## Your goal
From the relay circuit post, retype the passage that starts at the words "Well, search no" and stops after the words "closed relay contact.".

Hi all,

    This challenge seems hard to solve.

    Well, search no longer ! The solution is here !

    This is the circuit :


    How does it work ?

    After powering on, C1 will be charged through R3 and the closed relay contact.

    Since S1 is open, T1 is blocked and the relay is in rest position.

    Now, when we push S1, C1 discharges through R1 and quickly turns on T1.

    The relay is energized and its contacts are reversed. We see also that T1 is kept conducted by the relay contact through resistors R2 & R4 in series.
    No matter how long we keep pressing S1, the situation does not change since the transistor is kept conducting by R2 & R4.

    Since the lamp is in series with the relay coil, it is lit.

    Remember that we talked about the relay in earlier posts ? It has a coil made for 6V. So we need to protect it against over voltage, thus we put the lamp in series.

    So, either we put the lamp in series or we can also put in in parallel with the relay coil. In this case we need a 120 Ohm resistor in series. To make assembly easier, I’ve chosen to put the lamp in series with the relay coil.

    This has also another advantage ! In rest position (lamp is not lit), C1 will be charged up to 9V. This is because the relay coil is not energized and thus not acting as a voltage divider.
    This higher voltage across C1 will make T1 conduct very quickly.

    Now, the top relay contact is also energized and we see that C1 is now discharged through R3 to Ground.

## Collected material
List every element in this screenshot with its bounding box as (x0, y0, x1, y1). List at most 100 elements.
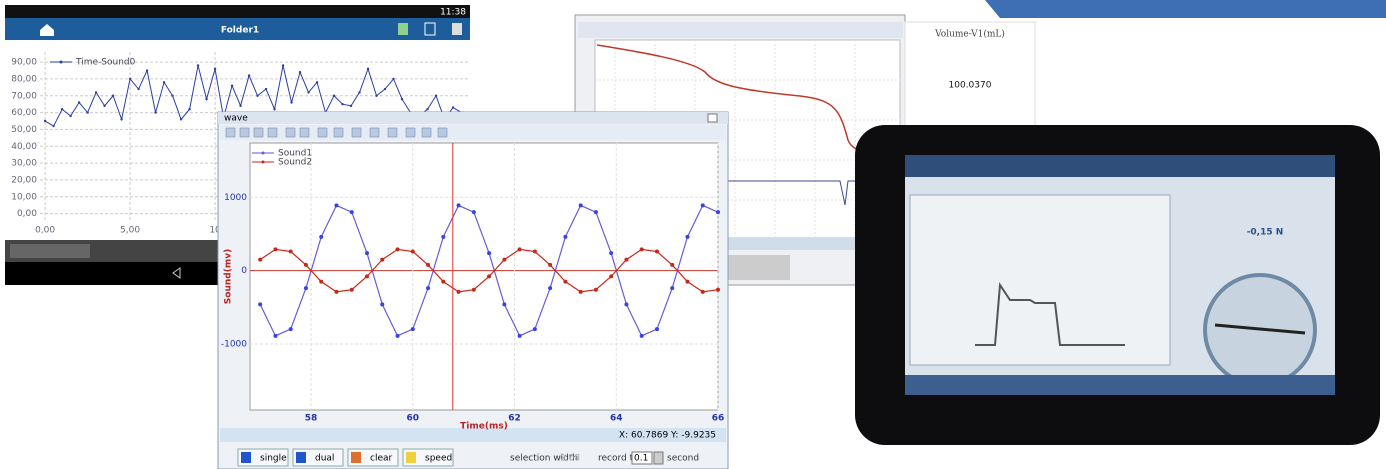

## Written response
Well, search no longer ! The solution is here !

    This is the circuit :


    How does it work ?

    After powering on, C1 will be charged through R3 and the closed relay contact.